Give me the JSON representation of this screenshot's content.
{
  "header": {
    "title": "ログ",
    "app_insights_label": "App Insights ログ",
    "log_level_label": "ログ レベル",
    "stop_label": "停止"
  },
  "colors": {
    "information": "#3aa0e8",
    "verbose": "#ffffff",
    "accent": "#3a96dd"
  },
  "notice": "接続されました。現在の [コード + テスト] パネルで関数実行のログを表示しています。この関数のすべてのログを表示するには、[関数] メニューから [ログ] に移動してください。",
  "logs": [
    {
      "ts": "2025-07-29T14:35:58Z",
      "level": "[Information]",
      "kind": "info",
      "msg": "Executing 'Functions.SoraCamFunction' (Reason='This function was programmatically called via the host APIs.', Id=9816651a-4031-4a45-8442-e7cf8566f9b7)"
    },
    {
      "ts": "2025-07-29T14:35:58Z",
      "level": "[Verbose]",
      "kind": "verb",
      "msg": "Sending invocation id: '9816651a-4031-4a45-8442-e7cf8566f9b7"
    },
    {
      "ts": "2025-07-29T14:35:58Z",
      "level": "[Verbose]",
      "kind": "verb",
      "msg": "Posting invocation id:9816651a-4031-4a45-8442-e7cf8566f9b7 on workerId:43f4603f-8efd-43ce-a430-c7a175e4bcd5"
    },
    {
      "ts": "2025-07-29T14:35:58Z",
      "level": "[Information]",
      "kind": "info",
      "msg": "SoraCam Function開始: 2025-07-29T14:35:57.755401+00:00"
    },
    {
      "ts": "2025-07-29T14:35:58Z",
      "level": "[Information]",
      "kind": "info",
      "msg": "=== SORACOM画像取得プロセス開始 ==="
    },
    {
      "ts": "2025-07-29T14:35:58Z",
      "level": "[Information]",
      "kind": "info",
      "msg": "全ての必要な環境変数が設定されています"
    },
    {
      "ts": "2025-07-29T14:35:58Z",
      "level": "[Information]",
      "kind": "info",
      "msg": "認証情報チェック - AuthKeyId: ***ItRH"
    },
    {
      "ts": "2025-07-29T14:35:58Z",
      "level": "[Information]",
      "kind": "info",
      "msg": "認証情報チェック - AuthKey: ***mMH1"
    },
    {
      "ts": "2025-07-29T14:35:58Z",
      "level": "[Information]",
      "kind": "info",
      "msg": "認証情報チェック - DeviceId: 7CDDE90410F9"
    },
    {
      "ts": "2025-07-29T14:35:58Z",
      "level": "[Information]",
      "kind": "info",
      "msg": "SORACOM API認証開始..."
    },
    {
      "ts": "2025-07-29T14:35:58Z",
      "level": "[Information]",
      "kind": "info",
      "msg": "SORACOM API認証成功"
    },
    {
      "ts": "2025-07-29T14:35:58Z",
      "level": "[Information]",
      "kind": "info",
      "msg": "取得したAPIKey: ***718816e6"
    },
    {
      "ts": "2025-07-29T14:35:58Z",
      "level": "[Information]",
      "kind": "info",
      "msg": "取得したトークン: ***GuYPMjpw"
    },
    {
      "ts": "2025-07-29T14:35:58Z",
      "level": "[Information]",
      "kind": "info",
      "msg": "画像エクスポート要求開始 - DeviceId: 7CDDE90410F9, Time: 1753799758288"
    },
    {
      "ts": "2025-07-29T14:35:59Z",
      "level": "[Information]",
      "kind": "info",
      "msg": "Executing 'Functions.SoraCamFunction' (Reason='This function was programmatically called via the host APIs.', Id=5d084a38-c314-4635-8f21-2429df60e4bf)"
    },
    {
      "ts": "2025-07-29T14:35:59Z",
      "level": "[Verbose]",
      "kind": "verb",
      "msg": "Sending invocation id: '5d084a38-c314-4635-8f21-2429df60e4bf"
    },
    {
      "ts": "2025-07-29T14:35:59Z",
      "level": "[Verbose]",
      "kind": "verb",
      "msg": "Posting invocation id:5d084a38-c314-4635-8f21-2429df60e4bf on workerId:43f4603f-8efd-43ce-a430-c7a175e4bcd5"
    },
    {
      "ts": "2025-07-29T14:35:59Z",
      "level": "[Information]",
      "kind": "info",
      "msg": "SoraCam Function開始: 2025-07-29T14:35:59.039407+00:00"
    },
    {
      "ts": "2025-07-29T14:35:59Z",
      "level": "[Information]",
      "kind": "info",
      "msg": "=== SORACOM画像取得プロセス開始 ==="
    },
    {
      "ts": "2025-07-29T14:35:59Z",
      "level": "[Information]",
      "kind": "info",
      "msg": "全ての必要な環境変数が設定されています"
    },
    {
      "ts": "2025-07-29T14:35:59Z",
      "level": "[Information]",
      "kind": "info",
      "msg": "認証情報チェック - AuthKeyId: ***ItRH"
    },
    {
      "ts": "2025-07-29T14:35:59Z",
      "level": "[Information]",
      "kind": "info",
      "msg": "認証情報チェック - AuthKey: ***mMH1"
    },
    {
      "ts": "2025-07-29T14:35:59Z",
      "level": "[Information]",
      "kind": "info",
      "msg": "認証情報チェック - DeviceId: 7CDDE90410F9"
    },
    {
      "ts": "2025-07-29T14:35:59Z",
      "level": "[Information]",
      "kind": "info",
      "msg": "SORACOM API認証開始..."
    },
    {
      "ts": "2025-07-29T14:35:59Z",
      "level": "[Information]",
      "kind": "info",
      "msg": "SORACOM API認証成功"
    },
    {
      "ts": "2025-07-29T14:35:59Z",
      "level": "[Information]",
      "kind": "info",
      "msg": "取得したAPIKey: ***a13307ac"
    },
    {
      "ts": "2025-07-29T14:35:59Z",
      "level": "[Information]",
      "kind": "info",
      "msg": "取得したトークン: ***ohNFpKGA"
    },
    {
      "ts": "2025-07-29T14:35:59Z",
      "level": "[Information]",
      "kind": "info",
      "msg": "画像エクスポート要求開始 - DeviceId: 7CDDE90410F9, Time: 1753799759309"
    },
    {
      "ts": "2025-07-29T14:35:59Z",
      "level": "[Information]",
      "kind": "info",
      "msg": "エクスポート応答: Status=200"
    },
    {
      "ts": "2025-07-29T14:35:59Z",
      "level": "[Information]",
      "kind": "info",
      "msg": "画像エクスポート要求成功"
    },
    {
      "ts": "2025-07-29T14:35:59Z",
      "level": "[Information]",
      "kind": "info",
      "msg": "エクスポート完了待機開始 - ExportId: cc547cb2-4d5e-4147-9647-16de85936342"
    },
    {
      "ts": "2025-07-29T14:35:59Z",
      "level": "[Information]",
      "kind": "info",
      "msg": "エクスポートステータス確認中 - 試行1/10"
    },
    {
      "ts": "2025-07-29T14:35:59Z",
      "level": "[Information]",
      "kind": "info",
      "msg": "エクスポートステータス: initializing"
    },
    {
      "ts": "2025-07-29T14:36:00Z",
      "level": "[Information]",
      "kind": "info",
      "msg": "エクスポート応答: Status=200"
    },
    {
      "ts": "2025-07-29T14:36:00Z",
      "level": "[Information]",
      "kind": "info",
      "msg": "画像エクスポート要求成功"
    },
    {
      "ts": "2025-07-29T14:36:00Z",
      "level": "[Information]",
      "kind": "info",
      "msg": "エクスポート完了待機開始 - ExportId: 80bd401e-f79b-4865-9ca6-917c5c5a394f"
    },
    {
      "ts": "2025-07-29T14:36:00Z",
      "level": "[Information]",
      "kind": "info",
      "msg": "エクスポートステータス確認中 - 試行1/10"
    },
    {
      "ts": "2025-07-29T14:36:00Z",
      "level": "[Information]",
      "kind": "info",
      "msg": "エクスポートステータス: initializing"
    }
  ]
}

> TASK DETAILS: Look through the entries above and count each line holding "エクスポート完了待機開始"; report the count alone.

> WRITTEN REPLY: 2